Stored dataset items:
◆ ◆ ◆ ◆ ◆

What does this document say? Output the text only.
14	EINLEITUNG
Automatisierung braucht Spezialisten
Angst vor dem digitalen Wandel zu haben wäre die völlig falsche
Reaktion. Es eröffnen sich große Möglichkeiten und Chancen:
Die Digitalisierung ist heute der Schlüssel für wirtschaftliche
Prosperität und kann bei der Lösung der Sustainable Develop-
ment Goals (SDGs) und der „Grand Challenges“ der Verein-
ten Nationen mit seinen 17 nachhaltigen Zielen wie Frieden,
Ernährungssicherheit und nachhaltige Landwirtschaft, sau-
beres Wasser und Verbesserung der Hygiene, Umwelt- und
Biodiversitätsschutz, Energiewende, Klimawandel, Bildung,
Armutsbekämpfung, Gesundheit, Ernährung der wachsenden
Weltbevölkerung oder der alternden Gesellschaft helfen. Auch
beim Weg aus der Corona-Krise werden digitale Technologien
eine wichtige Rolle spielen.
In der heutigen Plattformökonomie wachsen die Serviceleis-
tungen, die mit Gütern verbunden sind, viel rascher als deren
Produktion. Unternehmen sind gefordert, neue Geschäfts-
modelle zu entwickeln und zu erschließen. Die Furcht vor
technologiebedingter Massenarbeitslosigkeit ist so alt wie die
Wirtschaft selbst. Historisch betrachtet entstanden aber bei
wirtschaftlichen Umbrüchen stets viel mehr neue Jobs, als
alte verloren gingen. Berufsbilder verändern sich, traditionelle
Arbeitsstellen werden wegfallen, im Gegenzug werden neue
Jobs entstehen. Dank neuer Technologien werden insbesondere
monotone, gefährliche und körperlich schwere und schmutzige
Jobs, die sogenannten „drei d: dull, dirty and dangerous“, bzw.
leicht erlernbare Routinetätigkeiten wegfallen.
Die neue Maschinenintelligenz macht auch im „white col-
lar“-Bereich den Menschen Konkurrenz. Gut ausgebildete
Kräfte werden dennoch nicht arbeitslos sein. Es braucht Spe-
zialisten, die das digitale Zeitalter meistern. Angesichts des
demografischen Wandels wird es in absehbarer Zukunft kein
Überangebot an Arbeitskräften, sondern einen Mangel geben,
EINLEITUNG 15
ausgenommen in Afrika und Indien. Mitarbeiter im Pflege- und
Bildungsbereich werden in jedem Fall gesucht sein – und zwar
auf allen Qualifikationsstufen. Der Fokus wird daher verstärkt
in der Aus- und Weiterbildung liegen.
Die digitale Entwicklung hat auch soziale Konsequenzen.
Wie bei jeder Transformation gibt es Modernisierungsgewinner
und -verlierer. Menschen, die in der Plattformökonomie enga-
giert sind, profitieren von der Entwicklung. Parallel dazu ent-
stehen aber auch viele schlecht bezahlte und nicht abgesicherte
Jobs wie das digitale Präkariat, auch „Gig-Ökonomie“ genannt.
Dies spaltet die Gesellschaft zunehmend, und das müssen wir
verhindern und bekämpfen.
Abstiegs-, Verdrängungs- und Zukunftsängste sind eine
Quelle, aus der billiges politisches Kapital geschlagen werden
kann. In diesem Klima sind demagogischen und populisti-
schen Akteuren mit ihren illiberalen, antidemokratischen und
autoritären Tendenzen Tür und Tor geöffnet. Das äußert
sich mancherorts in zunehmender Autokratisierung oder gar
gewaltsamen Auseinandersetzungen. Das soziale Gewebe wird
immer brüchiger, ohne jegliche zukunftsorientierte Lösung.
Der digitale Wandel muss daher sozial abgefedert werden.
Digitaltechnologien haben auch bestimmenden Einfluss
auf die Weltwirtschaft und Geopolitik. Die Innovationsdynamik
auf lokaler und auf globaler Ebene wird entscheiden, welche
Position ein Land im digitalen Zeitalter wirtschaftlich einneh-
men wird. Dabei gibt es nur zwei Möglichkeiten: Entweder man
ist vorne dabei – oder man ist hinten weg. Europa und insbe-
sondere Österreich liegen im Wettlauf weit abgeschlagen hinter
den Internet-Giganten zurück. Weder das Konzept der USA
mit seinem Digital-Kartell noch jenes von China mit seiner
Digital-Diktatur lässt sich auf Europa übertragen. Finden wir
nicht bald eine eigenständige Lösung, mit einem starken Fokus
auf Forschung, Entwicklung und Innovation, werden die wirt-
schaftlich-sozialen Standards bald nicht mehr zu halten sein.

◆ ◆ ◆ ◆ ◆

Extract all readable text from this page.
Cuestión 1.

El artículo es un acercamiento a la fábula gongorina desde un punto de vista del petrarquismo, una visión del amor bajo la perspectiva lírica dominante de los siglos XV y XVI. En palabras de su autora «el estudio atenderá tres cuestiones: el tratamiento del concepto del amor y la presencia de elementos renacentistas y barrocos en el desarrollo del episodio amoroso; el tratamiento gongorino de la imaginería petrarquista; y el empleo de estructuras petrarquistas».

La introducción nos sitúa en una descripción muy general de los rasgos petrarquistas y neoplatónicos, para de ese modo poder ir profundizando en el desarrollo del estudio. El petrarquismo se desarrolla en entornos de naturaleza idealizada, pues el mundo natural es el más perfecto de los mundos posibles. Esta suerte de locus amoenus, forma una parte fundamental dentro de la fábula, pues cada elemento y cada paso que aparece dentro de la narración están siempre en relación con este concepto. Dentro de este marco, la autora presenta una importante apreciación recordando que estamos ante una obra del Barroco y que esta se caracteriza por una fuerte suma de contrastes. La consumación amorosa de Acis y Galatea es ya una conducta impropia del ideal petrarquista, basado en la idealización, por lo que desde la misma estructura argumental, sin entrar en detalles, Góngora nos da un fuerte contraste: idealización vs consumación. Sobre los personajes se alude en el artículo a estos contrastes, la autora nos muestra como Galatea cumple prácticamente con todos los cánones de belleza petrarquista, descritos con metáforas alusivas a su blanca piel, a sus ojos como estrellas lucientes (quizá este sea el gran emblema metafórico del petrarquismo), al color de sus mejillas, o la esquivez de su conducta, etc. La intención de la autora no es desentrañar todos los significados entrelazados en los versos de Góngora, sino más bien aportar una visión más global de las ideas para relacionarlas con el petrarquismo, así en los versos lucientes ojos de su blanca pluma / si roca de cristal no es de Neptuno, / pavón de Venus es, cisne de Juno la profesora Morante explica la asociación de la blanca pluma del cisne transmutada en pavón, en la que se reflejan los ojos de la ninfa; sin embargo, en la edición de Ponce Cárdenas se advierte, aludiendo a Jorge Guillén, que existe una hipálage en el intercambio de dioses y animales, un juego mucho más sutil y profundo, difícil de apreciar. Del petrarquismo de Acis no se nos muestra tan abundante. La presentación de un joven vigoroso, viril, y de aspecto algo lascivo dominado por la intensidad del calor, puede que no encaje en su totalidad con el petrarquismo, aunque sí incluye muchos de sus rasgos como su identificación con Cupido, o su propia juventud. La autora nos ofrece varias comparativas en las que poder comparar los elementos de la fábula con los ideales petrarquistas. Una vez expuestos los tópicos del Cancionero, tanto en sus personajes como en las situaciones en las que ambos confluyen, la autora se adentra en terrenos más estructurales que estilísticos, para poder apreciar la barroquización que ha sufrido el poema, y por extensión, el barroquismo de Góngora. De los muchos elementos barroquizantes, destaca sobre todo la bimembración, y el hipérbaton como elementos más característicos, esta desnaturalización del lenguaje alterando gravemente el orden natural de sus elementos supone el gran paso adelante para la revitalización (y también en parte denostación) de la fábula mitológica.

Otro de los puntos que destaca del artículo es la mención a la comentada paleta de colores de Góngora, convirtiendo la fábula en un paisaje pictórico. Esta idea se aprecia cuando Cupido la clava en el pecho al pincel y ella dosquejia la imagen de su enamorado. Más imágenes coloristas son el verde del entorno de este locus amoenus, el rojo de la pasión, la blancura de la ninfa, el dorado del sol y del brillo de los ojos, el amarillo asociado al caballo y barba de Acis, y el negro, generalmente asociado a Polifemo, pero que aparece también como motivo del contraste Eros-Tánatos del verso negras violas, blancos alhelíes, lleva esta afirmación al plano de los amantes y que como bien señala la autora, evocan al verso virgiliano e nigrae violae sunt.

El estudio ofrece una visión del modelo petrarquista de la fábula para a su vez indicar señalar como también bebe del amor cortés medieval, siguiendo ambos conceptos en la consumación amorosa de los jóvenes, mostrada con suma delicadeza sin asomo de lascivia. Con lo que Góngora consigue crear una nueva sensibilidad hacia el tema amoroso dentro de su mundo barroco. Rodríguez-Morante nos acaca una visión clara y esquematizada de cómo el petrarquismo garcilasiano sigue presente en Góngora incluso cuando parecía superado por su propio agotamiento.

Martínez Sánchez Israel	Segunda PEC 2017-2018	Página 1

◆ ◆ ◆ ◆ ◆

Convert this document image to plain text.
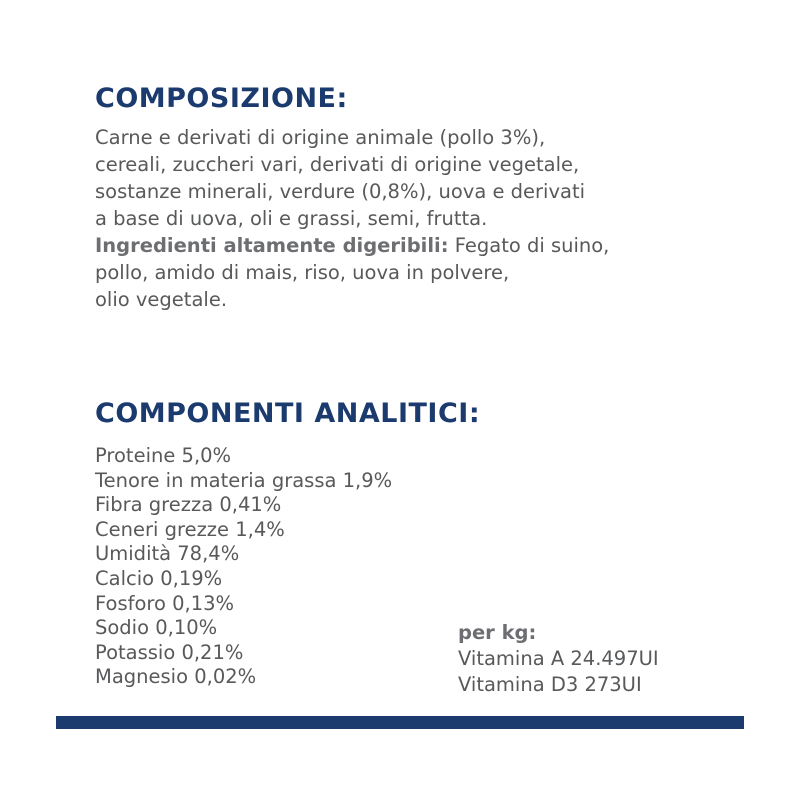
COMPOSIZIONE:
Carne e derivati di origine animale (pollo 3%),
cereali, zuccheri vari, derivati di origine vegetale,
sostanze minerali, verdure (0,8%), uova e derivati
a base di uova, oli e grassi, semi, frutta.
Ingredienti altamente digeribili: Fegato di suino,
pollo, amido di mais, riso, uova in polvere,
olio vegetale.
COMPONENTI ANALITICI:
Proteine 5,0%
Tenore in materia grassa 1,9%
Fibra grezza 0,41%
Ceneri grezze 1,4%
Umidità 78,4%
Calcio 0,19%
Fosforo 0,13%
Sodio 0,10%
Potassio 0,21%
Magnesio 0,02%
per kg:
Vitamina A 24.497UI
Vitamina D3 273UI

◆ ◆ ◆ ◆ ◆

The problem: Find out how many lines above hold "text". Write only the number.

Response for this exercise: 3